● Goal: Rewrite every line of the material below, changing "Kilobyte" to "KB" wherever it appears and keeping everything else the same. Omit the pictures from your answer.

● Dataset entries:
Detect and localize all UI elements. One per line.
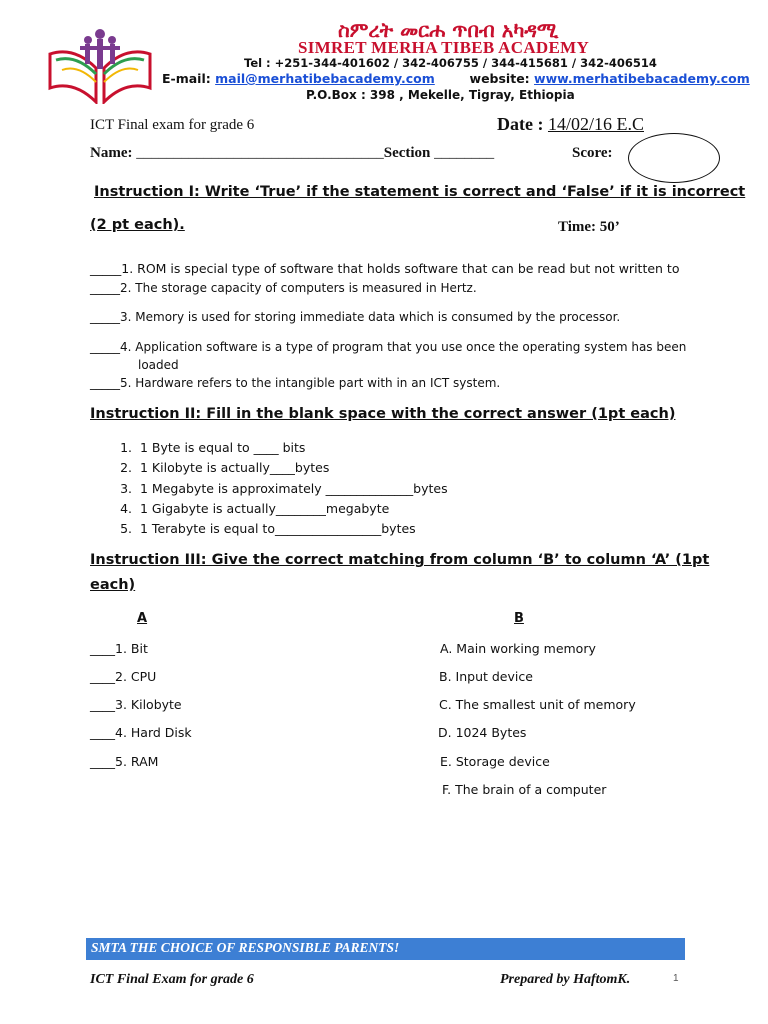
fill-item-3: 3. 1 Megabyte is approximately ______________bytes <box>136 479 448 499</box>
date-value: 14/02/16 E.C <box>547 114 644 134</box>
name-blank[interactable]: _________________________________ <box>136 145 384 161</box>
section-blank[interactable]: ________ <box>434 145 495 161</box>
email-label: E-mail: <box>162 71 211 86</box>
score-label: Score: <box>572 145 613 161</box>
footer-banner <box>86 938 685 960</box>
true-false-item-4-continued: loaded <box>138 358 179 372</box>
column-a-heading: A <box>137 611 148 626</box>
school-name: SIMRET MERHA TIBEB ACADEMY <box>298 38 590 57</box>
exam-title: ICT Final exam for grade 6 <box>90 117 255 133</box>
match-b-item-d: D. 1024 Bytes <box>438 725 527 740</box>
match-b-item-e: E. Storage device <box>440 754 550 769</box>
name-label: Name: <box>90 145 133 161</box>
instruction-3-heading: Instruction III: Give the correct matching from column ‘B’ to column ‘A’ (1pt <box>90 552 710 568</box>
instruction-1-points: (2 pt each). <box>90 217 185 233</box>
match-a-item-1: ____1. Bit <box>90 641 148 656</box>
match-a-item-4: ____4. Hard Disk <box>90 725 192 740</box>
footer-author: Prepared by HaftomK. <box>500 972 631 987</box>
exam-date <box>497 114 644 135</box>
footer-banner-text: SMTA THE CHOICE OF RESPONSIBLE PARENTS! <box>91 940 400 955</box>
true-false-item-4: _____4. Application software is a type of program that you use once the operating system has been <box>90 340 687 354</box>
fill-item-4: 4. 1 Gigabyte is actually________megabyte <box>136 499 448 519</box>
fill-in-list <box>90 438 448 539</box>
match-b-item-b: B. Input device <box>439 669 533 684</box>
fill-item-2: 2. 1 Kilobyte is actually____bytes <box>136 458 448 478</box>
match-a-item-5: ____5. RAM <box>90 754 159 769</box>
instruction-1-heading: Instruction I: Write ‘True’ if the statement is correct and ‘False’ if it is incorrect <box>94 184 746 200</box>
score-box[interactable] <box>628 133 720 183</box>
true-false-item-2: _____2. The storage capacity of computers is measured in Hertz. <box>90 281 477 295</box>
match-b-item-f: F. The brain of a computer <box>442 782 607 797</box>
academy-logo <box>44 24 156 104</box>
match-a-item-3: ____3. Kilobyte <box>90 697 182 712</box>
website-link[interactable]: www.merhatibebacademy.com <box>534 71 750 86</box>
telephone-line: Tel : +251-344-401602 / 342-406755 / 344-415681 / 342-406514 <box>244 56 657 70</box>
website-label: website: <box>469 71 530 86</box>
instruction-2-heading: Instruction II: Fill in the blank space with the correct answer (1pt each) <box>90 406 676 422</box>
school-name-amharic: ስምረት መርሐ ጥበብ አካዳሚ <box>338 18 559 42</box>
date-label: Date : <box>497 114 544 134</box>
match-a-item-2: ____2. CPU <box>90 669 157 684</box>
column-b-heading: B <box>514 611 524 626</box>
fill-item-1: 1. 1 Byte is equal to ____ bits <box>136 438 448 458</box>
true-false-item-3: _____3. Memory is used for storing immediate data which is consumed by the processor. <box>90 310 621 324</box>
email-link[interactable]: mail@merhatibebacademy.com <box>215 71 435 86</box>
contact-line <box>162 71 750 86</box>
true-false-item-5: _____5. Hardware refers to the intangible part with in an ICT system. <box>90 376 501 390</box>
page-number: 1 <box>673 973 679 984</box>
true-false-item-1: _____1. ROM is special type of software that holds software that can be read but not written to <box>90 261 680 276</box>
fill-item-5: 5. 1 Terabyte is equal to_________________bytes <box>136 519 448 539</box>
footer-left-text: ICT Final Exam for grade 6 <box>90 972 254 987</box>
match-b-item-a: A. Main working memory <box>440 641 596 656</box>
po-box: P.O.Box : 398 , Mekelle, Tigray, Ethiopia <box>306 88 575 102</box>
section-label: Section <box>383 145 431 161</box>
name-section-row <box>90 145 494 162</box>
instruction-3-points: each) <box>90 577 136 593</box>
exam-time: Time: 50’ <box>558 219 620 235</box>
match-b-item-c: C. The smallest unit of memory <box>439 697 636 712</box>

● Solved exercise:
Detect and localize all UI elements. One per line.
fill-item-3: 3. 1 Megabyte is approximately ______________bytes <box>136 479 448 499</box>
date-value: 14/02/16 E.C <box>547 114 644 134</box>
name-blank[interactable]: _________________________________ <box>136 145 384 161</box>
section-blank[interactable]: ________ <box>434 145 495 161</box>
email-label: E-mail: <box>162 71 211 86</box>
score-label: Score: <box>572 145 613 161</box>
footer-banner <box>86 938 685 960</box>
true-false-item-4-continued: loaded <box>138 358 179 372</box>
column-a-heading: A <box>137 611 148 626</box>
school-name: SIMRET MERHA TIBEB ACADEMY <box>298 38 590 57</box>
exam-title: ICT Final exam for grade 6 <box>90 117 255 133</box>
match-b-item-d: D. 1024 Bytes <box>438 725 527 740</box>
match-b-item-e: E. Storage device <box>440 754 550 769</box>
name-label: Name: <box>90 145 133 161</box>
instruction-3-heading: Instruction III: Give the correct matching from column ‘B’ to column ‘A’ (1pt <box>90 552 710 568</box>
instruction-1-points: (2 pt each). <box>90 217 185 233</box>
match-a-item-1: ____1. Bit <box>90 641 148 656</box>
match-a-item-4: ____4. Hard Disk <box>90 725 192 740</box>
footer-author: Prepared by HaftomK. <box>500 972 631 987</box>
exam-date <box>497 114 644 135</box>
footer-banner-text: SMTA THE CHOICE OF RESPONSIBLE PARENTS! <box>91 940 400 955</box>
true-false-item-4: _____4. Application software is a type of program that you use once the operating system has been <box>90 340 687 354</box>
fill-item-4: 4. 1 Gigabyte is actually________megabyte <box>136 499 448 519</box>
fill-in-list <box>90 438 448 539</box>
match-b-item-b: B. Input device <box>439 669 533 684</box>
fill-item-2: 2. 1 KB is actually____bytes <box>136 458 448 478</box>
match-a-item-5: ____5. RAM <box>90 754 159 769</box>
instruction-1-heading: Instruction I: Write ‘True’ if the statement is correct and ‘False’ if it is incorrect <box>94 184 746 200</box>
score-box[interactable] <box>628 133 720 183</box>
true-false-item-2: _____2. The storage capacity of computers is measured in Hertz. <box>90 281 477 295</box>
match-b-item-f: F. The brain of a computer <box>442 782 607 797</box>
academy-logo <box>44 24 156 104</box>
match-a-item-3: ____3. KB <box>90 697 182 712</box>
website-link[interactable]: www.merhatibebacademy.com <box>534 71 750 86</box>
telephone-line: Tel : +251-344-401602 / 342-406755 / 344-415681 / 342-406514 <box>244 56 657 70</box>
website-label: website: <box>469 71 530 86</box>
instruction-2-heading: Instruction II: Fill in the blank space with the correct answer (1pt each) <box>90 406 676 422</box>
school-name-amharic: ስምረት መርሐ ጥበብ አካዳሚ <box>338 18 559 42</box>
date-label: Date : <box>497 114 544 134</box>
match-a-item-2: ____2. CPU <box>90 669 157 684</box>
column-b-heading: B <box>514 611 524 626</box>
fill-item-1: 1. 1 Byte is equal to ____ bits <box>136 438 448 458</box>
true-false-item-3: _____3. Memory is used for storing immediate data which is consumed by the processor. <box>90 310 621 324</box>
email-link[interactable]: mail@merhatibebacademy.com <box>215 71 435 86</box>
contact-line <box>162 71 750 86</box>
true-false-item-5: _____5. Hardware refers to the intangible part with in an ICT system. <box>90 376 501 390</box>
page-number: 1 <box>673 973 679 984</box>
true-false-item-1: _____1. ROM is special type of software that holds software that can be read but not written to <box>90 261 680 276</box>
fill-item-5: 5. 1 Terabyte is equal to_________________bytes <box>136 519 448 539</box>
footer-left-text: ICT Final Exam for grade 6 <box>90 972 254 987</box>
match-b-item-a: A. Main working memory <box>440 641 596 656</box>
po-box: P.O.Box : 398 , Mekelle, Tigray, Ethiopia <box>306 88 575 102</box>
section-label: Section <box>383 145 431 161</box>
name-section-row <box>90 145 494 162</box>
instruction-3-points: each) <box>90 577 136 593</box>
exam-time: Time: 50’ <box>558 219 620 235</box>
match-b-item-c: C. The smallest unit of memory <box>439 697 636 712</box>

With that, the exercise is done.